→ **Objective**
Below is a block of records; reproduce all of them exactly and leave out any pictures.

Recorded data
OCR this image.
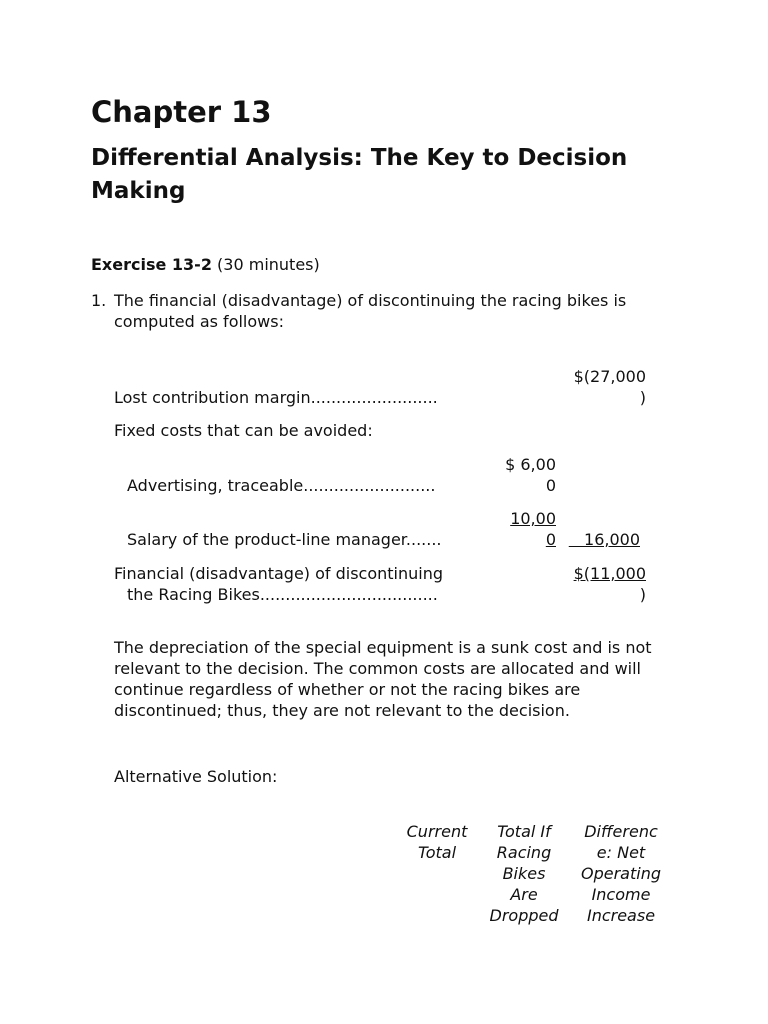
Chapter 13
Differential Analysis: The Key to Decision Making
Exercise 13-2 (30 minutes)
1. The financial (disadvantage) of discontinuing the racing bikes is computed as follows:
Lost contribution margin.........................
$(27,000
)
Fixed costs that can be avoided:
Advertising, traceable..........................
$ 6,00
0
Salary of the product-line manager.......
10,00
0	16,000
Financial (disadvantage) of discontinuing
the Racing Bikes...................................
$(11,000
)
The depreciation of the special equipment is a sunk cost and is not relevant to the decision. The common costs are allocated and will continue regardless of whether or not the racing bikes are discontinued; thus, they are not relevant to the decision.
Alternative Solution:
Current
Total
Total If
Racing
Bikes
Are
Dropped
Differenc
e: Net
Operating
Income
Increase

→ **Correct result**
OCR this image.
Chapter 13
Differential Analysis: The Key to Decision Making
Exercise 13-2 (30 minutes)
1. The financial (disadvantage) of discontinuing the racing bikes is computed as follows:
Lost contribution margin.........................
$(27,000
)
Fixed costs that can be avoided:
Advertising, traceable..........................
$ 6,00
0
Salary of the product-line manager.......
10,00
0	16,000
Financial (disadvantage) of discontinuing
the Racing Bikes...................................
$(11,000
)
The depreciation of the special equipment is a sunk cost and is not relevant to the decision. The common costs are allocated and will continue regardless of whether or not the racing bikes are discontinued; thus, they are not relevant to the decision.
Alternative Solution:
Current
Total
Total If
Racing
Bikes
Are
Dropped
Differenc
e: Net
Operating
Income
Increase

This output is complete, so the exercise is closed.